[Collected data]
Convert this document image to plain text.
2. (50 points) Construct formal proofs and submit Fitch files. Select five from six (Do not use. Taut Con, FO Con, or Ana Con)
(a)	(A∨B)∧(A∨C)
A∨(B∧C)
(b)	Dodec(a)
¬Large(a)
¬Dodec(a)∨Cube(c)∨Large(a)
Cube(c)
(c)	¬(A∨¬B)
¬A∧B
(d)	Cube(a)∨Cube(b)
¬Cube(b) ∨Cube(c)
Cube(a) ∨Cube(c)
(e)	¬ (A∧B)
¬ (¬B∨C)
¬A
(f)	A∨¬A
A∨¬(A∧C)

* * *

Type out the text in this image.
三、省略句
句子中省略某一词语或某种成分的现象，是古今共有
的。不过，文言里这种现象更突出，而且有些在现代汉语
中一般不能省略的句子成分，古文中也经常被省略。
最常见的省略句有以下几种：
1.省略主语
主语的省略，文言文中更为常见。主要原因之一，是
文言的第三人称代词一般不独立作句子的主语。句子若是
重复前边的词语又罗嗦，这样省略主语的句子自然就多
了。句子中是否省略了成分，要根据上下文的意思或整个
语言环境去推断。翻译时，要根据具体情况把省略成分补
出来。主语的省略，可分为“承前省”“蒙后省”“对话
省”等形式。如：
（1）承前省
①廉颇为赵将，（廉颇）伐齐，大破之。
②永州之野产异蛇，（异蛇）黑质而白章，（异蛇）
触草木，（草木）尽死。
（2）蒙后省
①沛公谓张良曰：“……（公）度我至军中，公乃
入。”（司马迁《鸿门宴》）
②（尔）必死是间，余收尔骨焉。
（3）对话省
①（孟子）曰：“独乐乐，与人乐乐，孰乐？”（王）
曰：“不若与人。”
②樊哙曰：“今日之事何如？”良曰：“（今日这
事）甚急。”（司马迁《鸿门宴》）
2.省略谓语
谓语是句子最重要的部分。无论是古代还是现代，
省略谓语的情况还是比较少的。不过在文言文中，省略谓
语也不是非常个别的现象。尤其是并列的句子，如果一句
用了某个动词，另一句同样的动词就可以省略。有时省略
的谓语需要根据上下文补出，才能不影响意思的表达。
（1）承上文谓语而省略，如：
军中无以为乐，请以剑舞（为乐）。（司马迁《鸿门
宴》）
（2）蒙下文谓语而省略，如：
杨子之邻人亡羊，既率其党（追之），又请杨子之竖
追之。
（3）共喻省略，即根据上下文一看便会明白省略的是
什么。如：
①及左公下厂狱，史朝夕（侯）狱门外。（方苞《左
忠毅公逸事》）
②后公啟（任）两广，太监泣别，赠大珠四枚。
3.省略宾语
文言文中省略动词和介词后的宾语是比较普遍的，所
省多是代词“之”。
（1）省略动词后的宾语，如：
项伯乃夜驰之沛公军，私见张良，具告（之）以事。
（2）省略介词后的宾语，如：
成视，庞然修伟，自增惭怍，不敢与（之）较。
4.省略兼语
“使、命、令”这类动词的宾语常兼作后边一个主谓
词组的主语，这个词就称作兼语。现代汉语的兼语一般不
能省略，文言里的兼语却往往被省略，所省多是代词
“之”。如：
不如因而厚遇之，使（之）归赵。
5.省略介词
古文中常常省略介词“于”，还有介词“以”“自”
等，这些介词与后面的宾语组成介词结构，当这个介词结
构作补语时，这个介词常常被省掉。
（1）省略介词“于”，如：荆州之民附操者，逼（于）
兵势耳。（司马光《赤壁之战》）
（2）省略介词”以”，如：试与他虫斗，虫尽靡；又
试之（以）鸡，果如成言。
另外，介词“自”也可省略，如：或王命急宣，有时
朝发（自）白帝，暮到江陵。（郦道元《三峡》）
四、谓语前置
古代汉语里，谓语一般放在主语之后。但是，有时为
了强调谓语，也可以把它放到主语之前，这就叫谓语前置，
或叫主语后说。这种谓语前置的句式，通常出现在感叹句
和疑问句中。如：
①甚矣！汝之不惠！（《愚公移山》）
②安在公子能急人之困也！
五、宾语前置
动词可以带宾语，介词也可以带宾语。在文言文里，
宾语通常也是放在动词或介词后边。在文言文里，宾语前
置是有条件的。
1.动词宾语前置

* * *

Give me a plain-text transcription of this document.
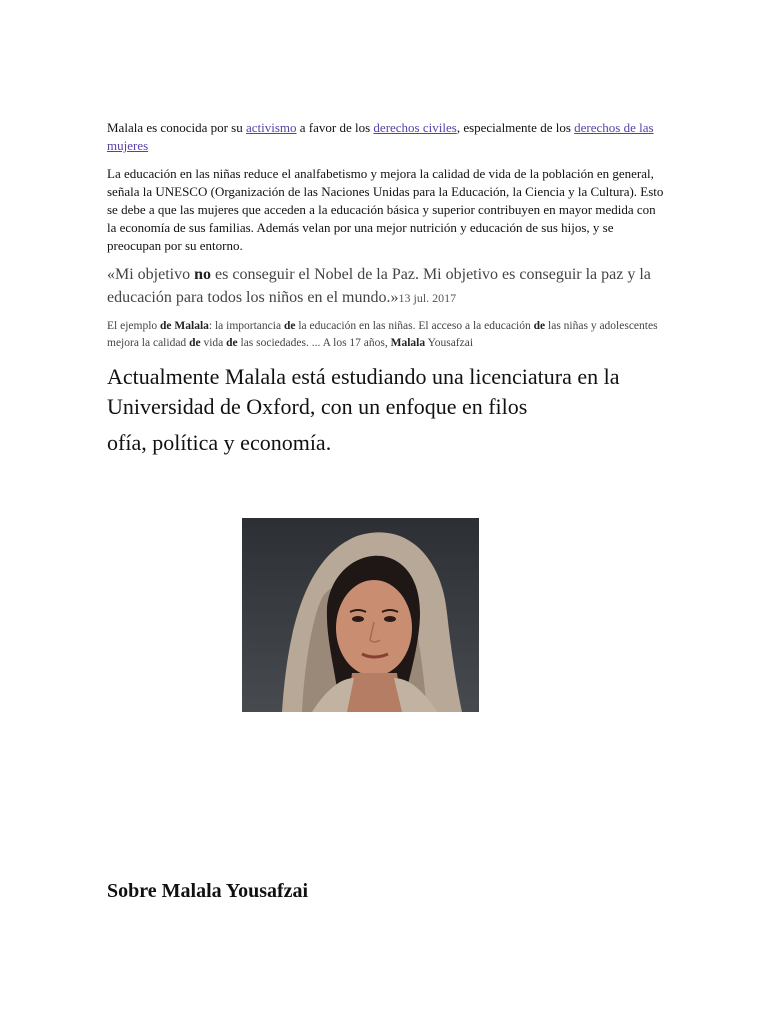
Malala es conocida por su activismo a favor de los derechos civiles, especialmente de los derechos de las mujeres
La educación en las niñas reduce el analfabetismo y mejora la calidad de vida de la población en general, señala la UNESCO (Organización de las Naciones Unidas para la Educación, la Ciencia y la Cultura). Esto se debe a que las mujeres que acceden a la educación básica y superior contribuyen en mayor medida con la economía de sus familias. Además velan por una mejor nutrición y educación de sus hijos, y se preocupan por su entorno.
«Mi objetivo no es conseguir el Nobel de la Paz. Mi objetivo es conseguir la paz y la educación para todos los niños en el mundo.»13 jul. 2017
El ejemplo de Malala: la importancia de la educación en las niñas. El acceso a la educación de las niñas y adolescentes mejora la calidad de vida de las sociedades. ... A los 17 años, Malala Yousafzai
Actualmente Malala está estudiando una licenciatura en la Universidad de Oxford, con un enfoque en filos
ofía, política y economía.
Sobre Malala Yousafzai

- What you need to do
Read the data above and pull out each line that holds the string "vida".

- Result for this task
La educación en las niñas reduce el analfabetismo y mejora la calidad de vida de la población en general, señala la UNESCO (Organización de las Naciones Unidas para la Educación, la Ciencia y la Cultura). Esto se debe a que las mujeres que acceden a la educación básica y superior contribuyen en mayor medida con la economía de sus familias. Además velan por una mejor nutrición y educación de sus hijos, y se preocupan por su entorno.
El ejemplo de Malala: la importancia de la educación en las niñas. El acceso a la educación de las niñas y adolescentes mejora la calidad de vida de las sociedades. ... A los 17 años, Malala Yousafzai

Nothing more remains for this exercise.